Where a line in the listing contains the string "Select", copy that line out.

....

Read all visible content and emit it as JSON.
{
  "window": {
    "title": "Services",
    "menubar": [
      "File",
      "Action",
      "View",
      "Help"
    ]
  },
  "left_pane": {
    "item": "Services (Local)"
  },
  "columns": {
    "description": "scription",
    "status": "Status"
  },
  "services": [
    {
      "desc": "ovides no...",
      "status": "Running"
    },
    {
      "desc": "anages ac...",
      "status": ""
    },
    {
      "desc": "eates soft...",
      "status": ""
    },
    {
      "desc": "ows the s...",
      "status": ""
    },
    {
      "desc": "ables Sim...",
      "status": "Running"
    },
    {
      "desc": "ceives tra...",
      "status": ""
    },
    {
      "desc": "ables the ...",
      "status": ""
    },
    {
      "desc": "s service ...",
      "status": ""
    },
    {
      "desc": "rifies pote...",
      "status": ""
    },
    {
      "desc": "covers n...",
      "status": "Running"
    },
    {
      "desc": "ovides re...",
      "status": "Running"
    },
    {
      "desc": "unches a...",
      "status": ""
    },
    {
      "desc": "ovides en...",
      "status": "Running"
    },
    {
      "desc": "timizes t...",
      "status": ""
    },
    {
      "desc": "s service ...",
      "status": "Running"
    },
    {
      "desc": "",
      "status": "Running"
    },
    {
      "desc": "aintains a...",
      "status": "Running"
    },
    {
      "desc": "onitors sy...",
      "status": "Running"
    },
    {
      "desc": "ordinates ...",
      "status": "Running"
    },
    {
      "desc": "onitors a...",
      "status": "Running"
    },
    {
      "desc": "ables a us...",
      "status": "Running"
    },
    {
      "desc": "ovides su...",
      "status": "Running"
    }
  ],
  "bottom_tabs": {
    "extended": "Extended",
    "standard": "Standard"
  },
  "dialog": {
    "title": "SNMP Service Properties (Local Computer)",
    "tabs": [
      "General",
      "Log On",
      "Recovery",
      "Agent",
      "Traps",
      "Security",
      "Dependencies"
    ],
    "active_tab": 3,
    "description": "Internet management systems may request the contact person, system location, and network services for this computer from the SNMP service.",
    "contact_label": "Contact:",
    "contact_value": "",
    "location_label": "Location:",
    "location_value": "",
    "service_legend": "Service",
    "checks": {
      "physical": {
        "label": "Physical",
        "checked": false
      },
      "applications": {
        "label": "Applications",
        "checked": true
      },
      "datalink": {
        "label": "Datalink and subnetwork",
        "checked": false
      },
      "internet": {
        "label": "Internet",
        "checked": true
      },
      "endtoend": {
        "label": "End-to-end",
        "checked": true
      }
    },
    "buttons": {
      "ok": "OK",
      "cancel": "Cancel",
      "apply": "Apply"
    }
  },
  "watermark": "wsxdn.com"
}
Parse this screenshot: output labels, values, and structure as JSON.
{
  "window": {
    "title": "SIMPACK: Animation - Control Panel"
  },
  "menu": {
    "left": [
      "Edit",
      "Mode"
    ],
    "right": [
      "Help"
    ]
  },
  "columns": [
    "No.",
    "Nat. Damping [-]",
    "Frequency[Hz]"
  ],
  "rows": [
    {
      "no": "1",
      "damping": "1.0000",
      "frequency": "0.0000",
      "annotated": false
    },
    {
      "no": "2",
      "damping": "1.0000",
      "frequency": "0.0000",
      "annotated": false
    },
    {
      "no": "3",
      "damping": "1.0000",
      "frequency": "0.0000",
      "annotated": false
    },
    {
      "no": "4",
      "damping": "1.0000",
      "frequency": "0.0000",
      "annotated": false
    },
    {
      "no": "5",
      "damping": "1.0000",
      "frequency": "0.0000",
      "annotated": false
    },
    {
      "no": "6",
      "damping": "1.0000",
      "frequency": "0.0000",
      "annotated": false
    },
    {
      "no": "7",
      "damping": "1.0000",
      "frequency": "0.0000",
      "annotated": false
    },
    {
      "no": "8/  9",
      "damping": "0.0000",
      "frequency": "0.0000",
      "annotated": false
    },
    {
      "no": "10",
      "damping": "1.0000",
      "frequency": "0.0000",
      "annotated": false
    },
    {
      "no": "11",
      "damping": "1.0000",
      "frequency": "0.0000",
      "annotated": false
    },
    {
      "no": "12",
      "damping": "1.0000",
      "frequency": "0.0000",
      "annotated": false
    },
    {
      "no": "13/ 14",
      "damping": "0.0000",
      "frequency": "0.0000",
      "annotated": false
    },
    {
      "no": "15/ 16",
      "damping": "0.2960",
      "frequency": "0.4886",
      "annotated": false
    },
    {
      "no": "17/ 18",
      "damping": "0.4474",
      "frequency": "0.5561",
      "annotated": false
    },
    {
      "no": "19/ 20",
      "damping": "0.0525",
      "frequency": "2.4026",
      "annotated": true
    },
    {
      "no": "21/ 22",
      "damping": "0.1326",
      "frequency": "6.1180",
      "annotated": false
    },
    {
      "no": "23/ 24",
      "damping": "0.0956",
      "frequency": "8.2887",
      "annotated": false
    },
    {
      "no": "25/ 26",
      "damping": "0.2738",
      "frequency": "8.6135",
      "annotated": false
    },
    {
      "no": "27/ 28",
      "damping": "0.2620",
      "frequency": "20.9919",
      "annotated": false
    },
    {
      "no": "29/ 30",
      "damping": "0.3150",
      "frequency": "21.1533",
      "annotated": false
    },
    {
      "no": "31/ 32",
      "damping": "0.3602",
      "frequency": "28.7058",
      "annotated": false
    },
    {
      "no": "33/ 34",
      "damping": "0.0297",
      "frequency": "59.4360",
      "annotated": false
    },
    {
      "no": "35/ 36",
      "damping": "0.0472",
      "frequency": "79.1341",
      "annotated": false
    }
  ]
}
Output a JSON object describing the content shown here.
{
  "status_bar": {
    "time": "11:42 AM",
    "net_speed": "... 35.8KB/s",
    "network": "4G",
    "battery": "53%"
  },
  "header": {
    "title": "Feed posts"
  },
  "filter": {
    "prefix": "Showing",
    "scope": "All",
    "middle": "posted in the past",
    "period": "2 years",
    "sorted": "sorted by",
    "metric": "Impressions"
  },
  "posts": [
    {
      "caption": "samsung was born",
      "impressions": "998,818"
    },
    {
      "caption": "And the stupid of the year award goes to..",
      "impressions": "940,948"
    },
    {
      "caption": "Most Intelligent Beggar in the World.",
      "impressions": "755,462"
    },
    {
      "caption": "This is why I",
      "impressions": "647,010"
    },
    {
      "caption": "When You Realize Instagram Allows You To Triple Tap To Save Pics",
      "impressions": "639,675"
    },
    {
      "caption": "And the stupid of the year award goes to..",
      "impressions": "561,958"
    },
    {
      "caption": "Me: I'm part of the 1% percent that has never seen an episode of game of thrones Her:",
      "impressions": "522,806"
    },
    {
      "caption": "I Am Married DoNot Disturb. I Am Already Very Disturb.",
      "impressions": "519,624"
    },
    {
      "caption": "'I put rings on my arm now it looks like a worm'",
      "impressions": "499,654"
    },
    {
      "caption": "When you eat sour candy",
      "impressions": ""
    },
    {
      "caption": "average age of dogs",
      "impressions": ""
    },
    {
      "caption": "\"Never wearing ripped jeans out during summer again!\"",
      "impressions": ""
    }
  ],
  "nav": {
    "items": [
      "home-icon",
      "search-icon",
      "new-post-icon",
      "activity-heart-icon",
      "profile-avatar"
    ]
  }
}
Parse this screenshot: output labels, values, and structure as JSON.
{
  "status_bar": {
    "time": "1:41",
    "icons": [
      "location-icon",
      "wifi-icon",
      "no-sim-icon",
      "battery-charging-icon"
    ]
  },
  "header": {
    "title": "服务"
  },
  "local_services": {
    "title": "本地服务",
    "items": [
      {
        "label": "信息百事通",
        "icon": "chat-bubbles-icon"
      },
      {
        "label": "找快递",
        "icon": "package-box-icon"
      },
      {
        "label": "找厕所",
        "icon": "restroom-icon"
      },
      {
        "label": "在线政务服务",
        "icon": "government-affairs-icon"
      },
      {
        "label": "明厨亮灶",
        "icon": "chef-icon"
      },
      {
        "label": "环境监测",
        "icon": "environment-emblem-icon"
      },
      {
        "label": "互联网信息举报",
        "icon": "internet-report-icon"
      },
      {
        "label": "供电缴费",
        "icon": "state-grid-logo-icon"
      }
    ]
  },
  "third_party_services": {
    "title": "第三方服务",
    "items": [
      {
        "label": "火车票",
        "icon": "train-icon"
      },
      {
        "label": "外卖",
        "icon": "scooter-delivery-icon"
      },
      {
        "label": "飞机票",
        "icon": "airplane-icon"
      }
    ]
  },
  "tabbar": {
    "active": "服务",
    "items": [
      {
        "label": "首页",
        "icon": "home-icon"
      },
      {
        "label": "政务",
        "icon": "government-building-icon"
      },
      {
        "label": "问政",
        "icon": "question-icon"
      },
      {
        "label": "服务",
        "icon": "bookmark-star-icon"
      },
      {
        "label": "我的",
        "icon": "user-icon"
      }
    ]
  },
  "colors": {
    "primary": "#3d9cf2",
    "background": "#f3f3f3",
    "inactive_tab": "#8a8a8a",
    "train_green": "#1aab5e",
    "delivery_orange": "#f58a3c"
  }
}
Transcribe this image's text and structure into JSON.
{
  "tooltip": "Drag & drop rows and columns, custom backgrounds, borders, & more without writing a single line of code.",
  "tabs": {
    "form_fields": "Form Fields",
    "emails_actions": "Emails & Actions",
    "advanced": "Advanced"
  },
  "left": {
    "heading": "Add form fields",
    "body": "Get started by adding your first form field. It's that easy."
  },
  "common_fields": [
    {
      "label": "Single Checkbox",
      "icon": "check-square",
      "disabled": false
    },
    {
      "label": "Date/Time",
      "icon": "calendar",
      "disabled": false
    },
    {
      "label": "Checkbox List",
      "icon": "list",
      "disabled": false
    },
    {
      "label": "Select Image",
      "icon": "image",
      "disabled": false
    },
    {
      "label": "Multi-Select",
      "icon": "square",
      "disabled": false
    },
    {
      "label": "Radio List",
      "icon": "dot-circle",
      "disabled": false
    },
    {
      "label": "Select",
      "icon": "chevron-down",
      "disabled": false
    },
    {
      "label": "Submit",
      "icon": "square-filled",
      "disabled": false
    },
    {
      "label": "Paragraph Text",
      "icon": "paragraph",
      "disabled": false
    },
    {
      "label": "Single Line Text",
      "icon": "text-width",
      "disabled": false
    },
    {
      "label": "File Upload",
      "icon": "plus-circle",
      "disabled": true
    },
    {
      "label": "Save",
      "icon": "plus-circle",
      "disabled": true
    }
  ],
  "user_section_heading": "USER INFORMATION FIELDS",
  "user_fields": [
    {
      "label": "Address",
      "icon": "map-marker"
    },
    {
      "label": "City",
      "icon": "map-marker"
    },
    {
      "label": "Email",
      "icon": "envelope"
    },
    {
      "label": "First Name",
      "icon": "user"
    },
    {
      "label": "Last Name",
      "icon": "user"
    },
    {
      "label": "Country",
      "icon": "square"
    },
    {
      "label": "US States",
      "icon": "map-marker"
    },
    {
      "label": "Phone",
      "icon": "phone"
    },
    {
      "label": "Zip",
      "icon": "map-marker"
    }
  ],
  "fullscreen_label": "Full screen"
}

....

Exercise output:
      "label": "Select Image",
      "label": "Multi-Select",
      "label": "Select",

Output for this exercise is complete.